§ YOUR INSTRUCTIONS
List every line below containing "reinforcement".

------ EXTRACTED INFORMATION

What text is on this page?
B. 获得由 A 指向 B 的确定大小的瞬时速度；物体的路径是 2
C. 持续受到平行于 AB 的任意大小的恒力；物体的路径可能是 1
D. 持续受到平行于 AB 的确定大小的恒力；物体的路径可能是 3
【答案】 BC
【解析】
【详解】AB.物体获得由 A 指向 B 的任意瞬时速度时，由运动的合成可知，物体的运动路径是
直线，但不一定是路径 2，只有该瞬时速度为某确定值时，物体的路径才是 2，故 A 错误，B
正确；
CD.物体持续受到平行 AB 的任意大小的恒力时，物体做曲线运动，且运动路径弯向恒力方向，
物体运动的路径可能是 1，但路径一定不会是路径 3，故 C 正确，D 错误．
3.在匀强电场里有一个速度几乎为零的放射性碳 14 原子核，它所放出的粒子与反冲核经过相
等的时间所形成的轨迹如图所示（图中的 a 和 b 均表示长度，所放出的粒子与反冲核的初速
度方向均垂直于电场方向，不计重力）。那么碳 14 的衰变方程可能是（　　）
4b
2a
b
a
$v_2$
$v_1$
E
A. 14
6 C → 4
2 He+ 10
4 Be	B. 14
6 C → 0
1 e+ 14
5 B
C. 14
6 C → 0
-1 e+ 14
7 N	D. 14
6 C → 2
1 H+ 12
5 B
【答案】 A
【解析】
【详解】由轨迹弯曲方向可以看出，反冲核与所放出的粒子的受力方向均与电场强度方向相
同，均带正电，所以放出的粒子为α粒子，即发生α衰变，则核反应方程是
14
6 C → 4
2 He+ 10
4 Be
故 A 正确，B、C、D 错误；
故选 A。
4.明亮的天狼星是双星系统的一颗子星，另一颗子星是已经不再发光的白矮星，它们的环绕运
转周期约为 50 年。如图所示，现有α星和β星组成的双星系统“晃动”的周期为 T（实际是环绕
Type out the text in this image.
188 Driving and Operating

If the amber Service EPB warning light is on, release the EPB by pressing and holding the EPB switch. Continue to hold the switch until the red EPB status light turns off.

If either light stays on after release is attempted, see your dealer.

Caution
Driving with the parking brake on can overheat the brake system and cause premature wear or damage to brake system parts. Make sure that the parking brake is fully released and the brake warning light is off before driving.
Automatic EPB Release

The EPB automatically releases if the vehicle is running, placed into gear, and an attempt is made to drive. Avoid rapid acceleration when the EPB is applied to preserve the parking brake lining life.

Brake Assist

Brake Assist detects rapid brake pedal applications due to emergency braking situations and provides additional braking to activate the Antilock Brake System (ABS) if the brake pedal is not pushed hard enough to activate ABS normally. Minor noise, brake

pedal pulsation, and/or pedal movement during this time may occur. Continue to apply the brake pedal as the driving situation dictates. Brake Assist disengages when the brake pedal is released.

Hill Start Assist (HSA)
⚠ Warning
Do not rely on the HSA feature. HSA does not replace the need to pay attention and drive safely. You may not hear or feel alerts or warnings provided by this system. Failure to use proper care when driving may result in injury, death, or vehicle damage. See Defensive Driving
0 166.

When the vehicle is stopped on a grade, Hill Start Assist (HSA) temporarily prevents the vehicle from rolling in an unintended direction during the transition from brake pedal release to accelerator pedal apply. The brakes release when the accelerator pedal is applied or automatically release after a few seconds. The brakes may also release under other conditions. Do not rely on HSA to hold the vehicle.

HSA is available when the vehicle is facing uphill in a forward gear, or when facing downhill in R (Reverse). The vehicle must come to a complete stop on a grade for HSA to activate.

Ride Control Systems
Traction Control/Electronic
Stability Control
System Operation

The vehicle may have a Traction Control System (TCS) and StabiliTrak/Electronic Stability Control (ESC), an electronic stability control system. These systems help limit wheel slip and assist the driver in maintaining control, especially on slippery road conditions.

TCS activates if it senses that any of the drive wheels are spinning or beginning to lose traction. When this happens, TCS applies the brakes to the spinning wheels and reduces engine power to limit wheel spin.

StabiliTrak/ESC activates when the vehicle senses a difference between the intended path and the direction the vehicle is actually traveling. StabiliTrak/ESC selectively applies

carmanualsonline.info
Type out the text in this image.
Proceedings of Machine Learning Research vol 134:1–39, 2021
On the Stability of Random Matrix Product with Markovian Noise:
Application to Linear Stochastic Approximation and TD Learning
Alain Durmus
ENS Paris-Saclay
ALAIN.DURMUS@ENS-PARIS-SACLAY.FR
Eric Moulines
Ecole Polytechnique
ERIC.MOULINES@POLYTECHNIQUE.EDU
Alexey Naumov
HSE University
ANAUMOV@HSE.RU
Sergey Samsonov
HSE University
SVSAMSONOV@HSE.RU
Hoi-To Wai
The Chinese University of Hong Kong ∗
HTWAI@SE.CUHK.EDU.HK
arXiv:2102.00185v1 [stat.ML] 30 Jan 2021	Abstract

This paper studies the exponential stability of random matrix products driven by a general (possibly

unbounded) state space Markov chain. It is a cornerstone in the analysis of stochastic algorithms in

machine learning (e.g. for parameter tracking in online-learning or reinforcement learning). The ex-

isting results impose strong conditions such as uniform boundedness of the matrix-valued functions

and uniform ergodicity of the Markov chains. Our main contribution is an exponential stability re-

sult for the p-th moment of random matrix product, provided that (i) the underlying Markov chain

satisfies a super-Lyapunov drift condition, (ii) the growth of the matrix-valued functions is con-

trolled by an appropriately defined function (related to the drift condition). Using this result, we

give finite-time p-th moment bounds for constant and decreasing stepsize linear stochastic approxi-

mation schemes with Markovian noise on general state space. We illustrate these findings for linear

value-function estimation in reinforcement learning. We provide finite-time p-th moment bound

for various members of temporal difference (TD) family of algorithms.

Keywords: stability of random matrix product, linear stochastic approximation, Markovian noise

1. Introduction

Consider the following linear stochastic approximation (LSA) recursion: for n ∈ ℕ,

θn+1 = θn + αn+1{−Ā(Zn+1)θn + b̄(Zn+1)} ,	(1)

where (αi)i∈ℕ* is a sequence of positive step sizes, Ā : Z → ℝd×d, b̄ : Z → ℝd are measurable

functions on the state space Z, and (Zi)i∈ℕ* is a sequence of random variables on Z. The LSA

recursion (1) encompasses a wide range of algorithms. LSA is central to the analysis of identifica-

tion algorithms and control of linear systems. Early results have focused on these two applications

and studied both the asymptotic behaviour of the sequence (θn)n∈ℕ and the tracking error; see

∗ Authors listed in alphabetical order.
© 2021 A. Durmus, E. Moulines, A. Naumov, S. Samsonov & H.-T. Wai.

------------

§ ANSWER TO THE EXERCISE
machine learning (e.g. for parameter tracking in online-learning or reinforcement learning). The ex-
value-function estimation in reinforcement learning. We provide finite-time p-th moment bound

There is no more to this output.